**Material for this task**
START
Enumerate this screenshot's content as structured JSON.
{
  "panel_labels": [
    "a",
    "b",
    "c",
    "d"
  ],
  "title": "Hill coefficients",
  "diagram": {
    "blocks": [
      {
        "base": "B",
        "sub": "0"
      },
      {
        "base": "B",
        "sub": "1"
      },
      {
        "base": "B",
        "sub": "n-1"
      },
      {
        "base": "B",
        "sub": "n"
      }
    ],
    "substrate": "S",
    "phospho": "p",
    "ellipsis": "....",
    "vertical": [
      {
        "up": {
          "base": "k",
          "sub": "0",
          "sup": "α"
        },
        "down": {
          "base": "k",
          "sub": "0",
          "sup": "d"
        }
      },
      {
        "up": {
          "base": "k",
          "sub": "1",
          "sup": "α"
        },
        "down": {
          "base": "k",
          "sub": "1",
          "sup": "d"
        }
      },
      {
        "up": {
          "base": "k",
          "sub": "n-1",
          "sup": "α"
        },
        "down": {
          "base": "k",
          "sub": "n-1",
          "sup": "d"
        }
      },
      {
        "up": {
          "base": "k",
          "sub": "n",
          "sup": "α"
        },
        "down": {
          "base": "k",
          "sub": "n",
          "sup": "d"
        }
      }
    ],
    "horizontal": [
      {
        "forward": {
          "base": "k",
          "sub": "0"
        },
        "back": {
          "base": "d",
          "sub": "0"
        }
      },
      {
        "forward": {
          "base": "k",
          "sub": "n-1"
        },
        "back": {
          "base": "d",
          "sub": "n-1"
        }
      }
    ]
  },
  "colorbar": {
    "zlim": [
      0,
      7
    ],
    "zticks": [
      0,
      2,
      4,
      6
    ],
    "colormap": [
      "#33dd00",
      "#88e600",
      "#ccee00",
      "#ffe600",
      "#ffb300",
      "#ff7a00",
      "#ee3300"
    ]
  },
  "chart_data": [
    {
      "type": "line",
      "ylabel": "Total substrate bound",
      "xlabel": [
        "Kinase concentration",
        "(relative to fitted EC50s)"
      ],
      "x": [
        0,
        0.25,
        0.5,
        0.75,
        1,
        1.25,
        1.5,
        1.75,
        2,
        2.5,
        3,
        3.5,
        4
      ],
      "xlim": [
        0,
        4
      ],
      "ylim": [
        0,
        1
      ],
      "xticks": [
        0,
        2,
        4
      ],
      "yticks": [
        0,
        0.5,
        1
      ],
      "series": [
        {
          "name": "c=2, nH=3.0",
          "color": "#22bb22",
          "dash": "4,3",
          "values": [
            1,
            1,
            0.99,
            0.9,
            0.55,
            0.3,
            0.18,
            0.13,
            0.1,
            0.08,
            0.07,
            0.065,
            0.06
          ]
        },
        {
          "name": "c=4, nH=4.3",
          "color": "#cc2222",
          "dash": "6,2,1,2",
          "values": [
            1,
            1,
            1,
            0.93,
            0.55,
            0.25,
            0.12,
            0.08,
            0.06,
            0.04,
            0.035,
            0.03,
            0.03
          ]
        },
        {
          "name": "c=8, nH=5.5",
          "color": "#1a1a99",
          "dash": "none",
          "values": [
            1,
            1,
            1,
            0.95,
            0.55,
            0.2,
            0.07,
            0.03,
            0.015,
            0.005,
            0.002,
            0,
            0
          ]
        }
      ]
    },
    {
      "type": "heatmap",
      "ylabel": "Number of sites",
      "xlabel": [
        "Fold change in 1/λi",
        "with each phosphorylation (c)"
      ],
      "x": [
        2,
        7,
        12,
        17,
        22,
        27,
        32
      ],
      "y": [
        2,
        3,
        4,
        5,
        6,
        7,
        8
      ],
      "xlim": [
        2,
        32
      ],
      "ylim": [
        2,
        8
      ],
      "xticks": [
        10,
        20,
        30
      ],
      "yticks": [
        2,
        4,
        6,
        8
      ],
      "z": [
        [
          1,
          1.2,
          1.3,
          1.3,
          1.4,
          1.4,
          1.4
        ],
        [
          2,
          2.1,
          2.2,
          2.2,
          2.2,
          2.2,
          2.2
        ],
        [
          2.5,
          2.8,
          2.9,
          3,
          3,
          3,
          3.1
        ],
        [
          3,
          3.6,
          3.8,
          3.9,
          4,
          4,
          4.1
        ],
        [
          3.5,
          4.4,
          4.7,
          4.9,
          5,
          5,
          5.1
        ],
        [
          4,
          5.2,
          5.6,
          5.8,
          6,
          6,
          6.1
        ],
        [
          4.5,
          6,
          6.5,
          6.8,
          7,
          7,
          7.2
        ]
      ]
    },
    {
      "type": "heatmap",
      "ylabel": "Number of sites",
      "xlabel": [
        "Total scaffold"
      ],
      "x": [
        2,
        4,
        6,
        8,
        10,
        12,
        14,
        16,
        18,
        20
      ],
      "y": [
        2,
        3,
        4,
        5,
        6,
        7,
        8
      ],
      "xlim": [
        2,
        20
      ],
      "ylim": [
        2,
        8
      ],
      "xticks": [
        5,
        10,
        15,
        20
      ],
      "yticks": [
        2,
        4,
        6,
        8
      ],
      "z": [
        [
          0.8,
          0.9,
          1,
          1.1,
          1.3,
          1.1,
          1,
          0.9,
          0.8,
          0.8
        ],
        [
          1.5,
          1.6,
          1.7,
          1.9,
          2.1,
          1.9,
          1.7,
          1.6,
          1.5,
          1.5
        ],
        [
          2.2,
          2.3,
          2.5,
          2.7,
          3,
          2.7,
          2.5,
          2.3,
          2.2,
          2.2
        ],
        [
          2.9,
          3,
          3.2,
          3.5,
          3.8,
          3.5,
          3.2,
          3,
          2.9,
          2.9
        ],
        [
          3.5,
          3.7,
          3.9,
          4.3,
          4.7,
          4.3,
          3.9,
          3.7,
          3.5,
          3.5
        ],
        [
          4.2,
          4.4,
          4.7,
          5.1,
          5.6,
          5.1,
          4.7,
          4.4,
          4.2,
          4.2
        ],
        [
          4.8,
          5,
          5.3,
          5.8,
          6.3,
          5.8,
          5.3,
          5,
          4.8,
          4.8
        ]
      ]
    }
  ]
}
END
**Exercise**
The records above are to be repeated exactly, in their entirety.

**Solved problem**
Enumerate this screenshot's content as structured JSON.
{
  "panel_labels": [
    "a",
    "b",
    "c",
    "d"
  ],
  "title": "Hill coefficients",
  "diagram": {
    "blocks": [
      {
        "base": "B",
        "sub": "0"
      },
      {
        "base": "B",
        "sub": "1"
      },
      {
        "base": "B",
        "sub": "n-1"
      },
      {
        "base": "B",
        "sub": "n"
      }
    ],
    "substrate": "S",
    "phospho": "p",
    "ellipsis": "....",
    "vertical": [
      {
        "up": {
          "base": "k",
          "sub": "0",
          "sup": "α"
        },
        "down": {
          "base": "k",
          "sub": "0",
          "sup": "d"
        }
      },
      {
        "up": {
          "base": "k",
          "sub": "1",
          "sup": "α"
        },
        "down": {
          "base": "k",
          "sub": "1",
          "sup": "d"
        }
      },
      {
        "up": {
          "base": "k",
          "sub": "n-1",
          "sup": "α"
        },
        "down": {
          "base": "k",
          "sub": "n-1",
          "sup": "d"
        }
      },
      {
        "up": {
          "base": "k",
          "sub": "n",
          "sup": "α"
        },
        "down": {
          "base": "k",
          "sub": "n",
          "sup": "d"
        }
      }
    ],
    "horizontal": [
      {
        "forward": {
          "base": "k",
          "sub": "0"
        },
        "back": {
          "base": "d",
          "sub": "0"
        }
      },
      {
        "forward": {
          "base": "k",
          "sub": "n-1"
        },
        "back": {
          "base": "d",
          "sub": "n-1"
        }
      }
    ]
  },
  "colorbar": {
    "zlim": [
      0,
      7
    ],
    "zticks": [
      0,
      2,
      4,
      6
    ],
    "colormap": [
      "#33dd00",
      "#88e600",
      "#ccee00",
      "#ffe600",
      "#ffb300",
      "#ff7a00",
      "#ee3300"
    ]
  },
  "chart_data": [
    {
      "type": "line",
      "ylabel": "Total substrate bound",
      "xlabel": [
        "Kinase concentration",
        "(relative to fitted EC50s)"
      ],
      "x": [
        0,
        0.25,
        0.5,
        0.75,
        1,
        1.25,
        1.5,
        1.75,
        2,
        2.5,
        3,
        3.5,
        4
      ],
      "xlim": [
        0,
        4
      ],
      "ylim": [
        0,
        1
      ],
      "xticks": [
        0,
        2,
        4
      ],
      "yticks": [
        0,
        0.5,
        1
      ],
      "series": [
        {
          "name": "c=2, nH=3.0",
          "color": "#22bb22",
          "dash": "4,3",
          "values": [
            1,
            1,
            0.99,
            0.9,
            0.55,
            0.3,
            0.18,
            0.13,
            0.1,
            0.08,
            0.07,
            0.065,
            0.06
          ]
        },
        {
          "name": "c=4, nH=4.3",
          "color": "#cc2222",
          "dash": "6,2,1,2",
          "values": [
            1,
            1,
            1,
            0.93,
            0.55,
            0.25,
            0.12,
            0.08,
            0.06,
            0.04,
            0.035,
            0.03,
            0.03
          ]
        },
        {
          "name": "c=8, nH=5.5",
          "color": "#1a1a99",
          "dash": "none",
          "values": [
            1,
            1,
            1,
            0.95,
            0.55,
            0.2,
            0.07,
            0.03,
            0.015,
            0.005,
            0.002,
            0,
            0
          ]
        }
      ]
    },
    {
      "type": "heatmap",
      "ylabel": "Number of sites",
      "xlabel": [
        "Fold change in 1/λi",
        "with each phosphorylation (c)"
      ],
      "x": [
        2,
        7,
        12,
        17,
        22,
        27,
        32
      ],
      "y": [
        2,
        3,
        4,
        5,
        6,
        7,
        8
      ],
      "xlim": [
        2,
        32
      ],
      "ylim": [
        2,
        8
      ],
      "xticks": [
        10,
        20,
        30
      ],
      "yticks": [
        2,
        4,
        6,
        8
      ],
      "z": [
        [
          1,
          1.2,
          1.3,
          1.3,
          1.4,
          1.4,
          1.4
        ],
        [
          2,
          2.1,
          2.2,
          2.2,
          2.2,
          2.2,
          2.2
        ],
        [
          2.5,
          2.8,
          2.9,
          3,
          3,
          3,
          3.1
        ],
        [
          3,
          3.6,
          3.8,
          3.9,
          4,
          4,
          4.1
        ],
        [
          3.5,
          4.4,
          4.7,
          4.9,
          5,
          5,
          5.1
        ],
        [
          4,
          5.2,
          5.6,
          5.8,
          6,
          6,
          6.1
        ],
        [
          4.5,
          6,
          6.5,
          6.8,
          7,
          7,
          7.2
        ]
      ]
    },
    {
      "type": "heatmap",
      "ylabel": "Number of sites",
      "xlabel": [
        "Total scaffold"
      ],
      "x": [
        2,
        4,
        6,
        8,
        10,
        12,
        14,
        16,
        18,
        20
      ],
      "y": [
        2,
        3,
        4,
        5,
        6,
        7,
        8
      ],
      "xlim": [
        2,
        20
      ],
      "ylim": [
        2,
        8
      ],
      "xticks": [
        5,
        10,
        15,
        20
      ],
      "yticks": [
        2,
        4,
        6,
        8
      ],
      "z": [
        [
          0.8,
          0.9,
          1,
          1.1,
          1.3,
          1.1,
          1,
          0.9,
          0.8,
          0.8
        ],
        [
          1.5,
          1.6,
          1.7,
          1.9,
          2.1,
          1.9,
          1.7,
          1.6,
          1.5,
          1.5
        ],
        [
          2.2,
          2.3,
          2.5,
          2.7,
          3,
          2.7,
          2.5,
          2.3,
          2.2,
          2.2
        ],
        [
          2.9,
          3,
          3.2,
          3.5,
          3.8,
          3.5,
          3.2,
          3,
          2.9,
          2.9
        ],
        [
          3.5,
          3.7,
          3.9,
          4.3,
          4.7,
          4.3,
          3.9,
          3.7,
          3.5,
          3.5
        ],
        [
          4.2,
          4.4,
          4.7,
          5.1,
          5.6,
          5.1,
          4.7,
          4.4,
          4.2,
          4.2
        ],
        [
          4.8,
          5,
          5.3,
          5.8,
          6.3,
          5.8,
          5.3,
          5,
          4.8,
          4.8
        ]
      ]
    }
  ]
}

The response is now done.